→ What you are asked to do: Gather the lines from the material that contain "をご利用ください".

[Dataset items]

....

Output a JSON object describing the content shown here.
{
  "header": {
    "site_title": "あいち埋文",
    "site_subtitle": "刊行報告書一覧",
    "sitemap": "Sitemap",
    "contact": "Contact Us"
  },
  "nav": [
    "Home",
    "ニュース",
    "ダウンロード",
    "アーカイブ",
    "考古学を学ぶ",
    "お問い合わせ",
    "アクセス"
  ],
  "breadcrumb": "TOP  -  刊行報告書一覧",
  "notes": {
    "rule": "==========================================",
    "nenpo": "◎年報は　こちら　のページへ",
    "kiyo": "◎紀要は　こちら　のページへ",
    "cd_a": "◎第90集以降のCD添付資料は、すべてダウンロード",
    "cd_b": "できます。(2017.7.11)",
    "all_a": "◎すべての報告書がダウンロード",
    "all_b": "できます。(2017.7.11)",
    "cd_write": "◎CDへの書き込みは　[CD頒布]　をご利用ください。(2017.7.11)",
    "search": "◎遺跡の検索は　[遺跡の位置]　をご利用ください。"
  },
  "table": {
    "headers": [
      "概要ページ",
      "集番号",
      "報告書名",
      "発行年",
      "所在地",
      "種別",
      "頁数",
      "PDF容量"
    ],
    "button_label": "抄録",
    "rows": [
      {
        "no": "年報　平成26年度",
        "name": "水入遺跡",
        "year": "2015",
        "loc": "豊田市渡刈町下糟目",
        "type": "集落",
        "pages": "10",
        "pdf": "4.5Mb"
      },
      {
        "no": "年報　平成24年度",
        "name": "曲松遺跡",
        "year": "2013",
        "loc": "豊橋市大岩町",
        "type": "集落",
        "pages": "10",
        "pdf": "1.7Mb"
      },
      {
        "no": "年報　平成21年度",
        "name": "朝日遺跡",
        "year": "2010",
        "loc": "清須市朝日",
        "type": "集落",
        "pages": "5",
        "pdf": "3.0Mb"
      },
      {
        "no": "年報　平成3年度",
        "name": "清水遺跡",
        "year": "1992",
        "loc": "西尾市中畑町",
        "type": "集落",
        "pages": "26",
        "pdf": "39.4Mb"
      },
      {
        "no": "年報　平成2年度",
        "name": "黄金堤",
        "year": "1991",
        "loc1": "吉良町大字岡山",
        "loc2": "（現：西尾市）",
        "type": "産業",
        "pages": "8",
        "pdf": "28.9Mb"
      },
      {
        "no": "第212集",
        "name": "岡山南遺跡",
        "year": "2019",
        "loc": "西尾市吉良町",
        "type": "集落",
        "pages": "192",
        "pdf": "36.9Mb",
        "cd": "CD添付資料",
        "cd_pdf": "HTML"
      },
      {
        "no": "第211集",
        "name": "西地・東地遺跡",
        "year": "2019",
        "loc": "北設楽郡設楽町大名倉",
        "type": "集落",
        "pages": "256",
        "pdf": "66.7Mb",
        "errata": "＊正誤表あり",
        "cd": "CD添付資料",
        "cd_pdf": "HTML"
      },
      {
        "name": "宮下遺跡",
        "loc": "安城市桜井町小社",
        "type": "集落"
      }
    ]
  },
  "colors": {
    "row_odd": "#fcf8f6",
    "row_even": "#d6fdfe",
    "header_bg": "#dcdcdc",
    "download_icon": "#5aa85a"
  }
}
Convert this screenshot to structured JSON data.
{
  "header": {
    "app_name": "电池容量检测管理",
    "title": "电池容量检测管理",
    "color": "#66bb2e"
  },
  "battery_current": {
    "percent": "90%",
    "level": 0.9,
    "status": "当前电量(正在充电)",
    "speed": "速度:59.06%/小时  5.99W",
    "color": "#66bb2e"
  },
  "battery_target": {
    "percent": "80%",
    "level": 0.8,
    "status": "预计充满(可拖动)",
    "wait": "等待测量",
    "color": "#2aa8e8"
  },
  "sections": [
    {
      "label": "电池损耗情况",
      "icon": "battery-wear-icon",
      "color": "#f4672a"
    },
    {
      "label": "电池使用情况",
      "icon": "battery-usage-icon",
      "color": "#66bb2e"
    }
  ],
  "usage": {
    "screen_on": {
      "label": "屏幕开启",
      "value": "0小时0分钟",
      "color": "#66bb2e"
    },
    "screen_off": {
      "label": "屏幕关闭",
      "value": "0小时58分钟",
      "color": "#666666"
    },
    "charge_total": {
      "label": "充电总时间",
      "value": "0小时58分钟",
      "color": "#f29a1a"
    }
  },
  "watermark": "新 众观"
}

....

→ Reply to the task:
    "cd_write": "◎CDへの書き込みは　[CD頒布]　をご利用ください。(2017.7.11)",
    "search": "◎遺跡の検索は　[遺跡の位置]　をご利用ください。"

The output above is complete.